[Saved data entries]
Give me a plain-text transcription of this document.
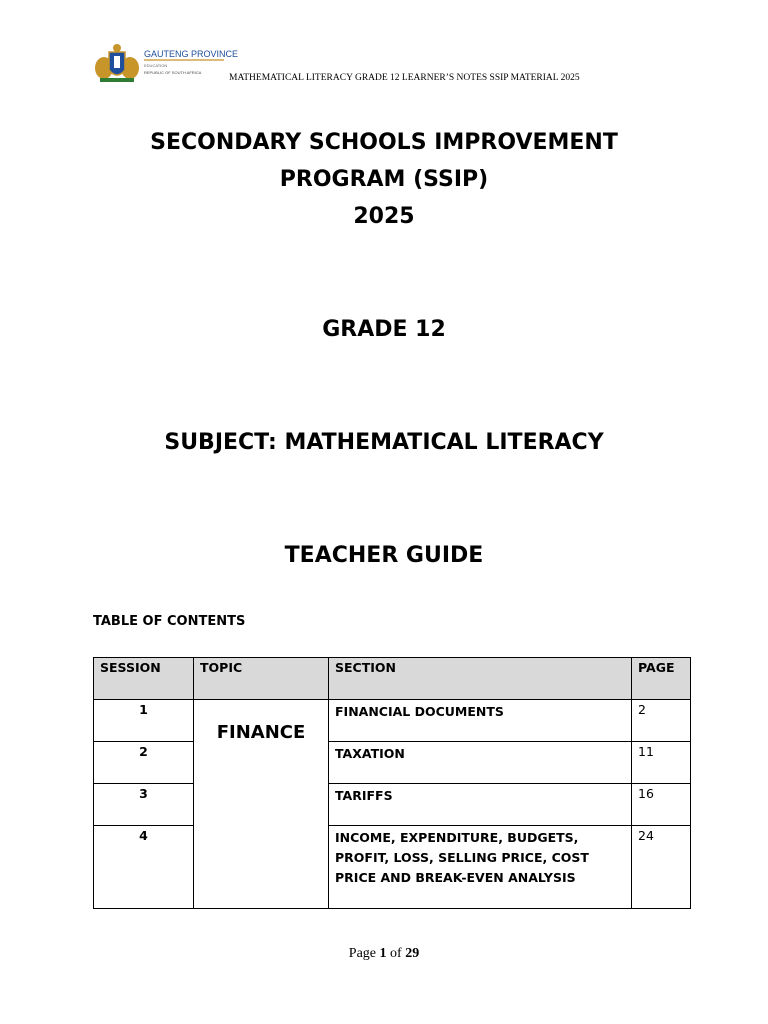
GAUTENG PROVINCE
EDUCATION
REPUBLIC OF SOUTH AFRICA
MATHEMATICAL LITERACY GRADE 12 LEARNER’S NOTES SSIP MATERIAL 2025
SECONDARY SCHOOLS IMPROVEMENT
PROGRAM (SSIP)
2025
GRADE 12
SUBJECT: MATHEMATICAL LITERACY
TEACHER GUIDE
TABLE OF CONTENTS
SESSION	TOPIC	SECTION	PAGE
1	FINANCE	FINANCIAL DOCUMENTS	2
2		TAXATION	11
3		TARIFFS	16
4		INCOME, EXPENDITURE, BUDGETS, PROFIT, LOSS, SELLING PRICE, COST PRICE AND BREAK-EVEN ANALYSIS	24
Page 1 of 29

● Task statement: Repeat the listing above exactly, with no pictures.

● Reply:
Give me a plain-text transcription of this document.
GAUTENG PROVINCE
EDUCATION
REPUBLIC OF SOUTH AFRICA
MATHEMATICAL LITERACY GRADE 12 LEARNER’S NOTES SSIP MATERIAL 2025
SECONDARY SCHOOLS IMPROVEMENT
PROGRAM (SSIP)
2025
GRADE 12
SUBJECT: MATHEMATICAL LITERACY
TEACHER GUIDE
TABLE OF CONTENTS
SESSION	TOPIC	SECTION	PAGE
1	FINANCE	FINANCIAL DOCUMENTS	2
2		TAXATION	11
3		TARIFFS	16
4		INCOME, EXPENDITURE, BUDGETS, PROFIT, LOSS, SELLING PRICE, COST PRICE AND BREAK-EVEN ANALYSIS	24
Page 1 of 29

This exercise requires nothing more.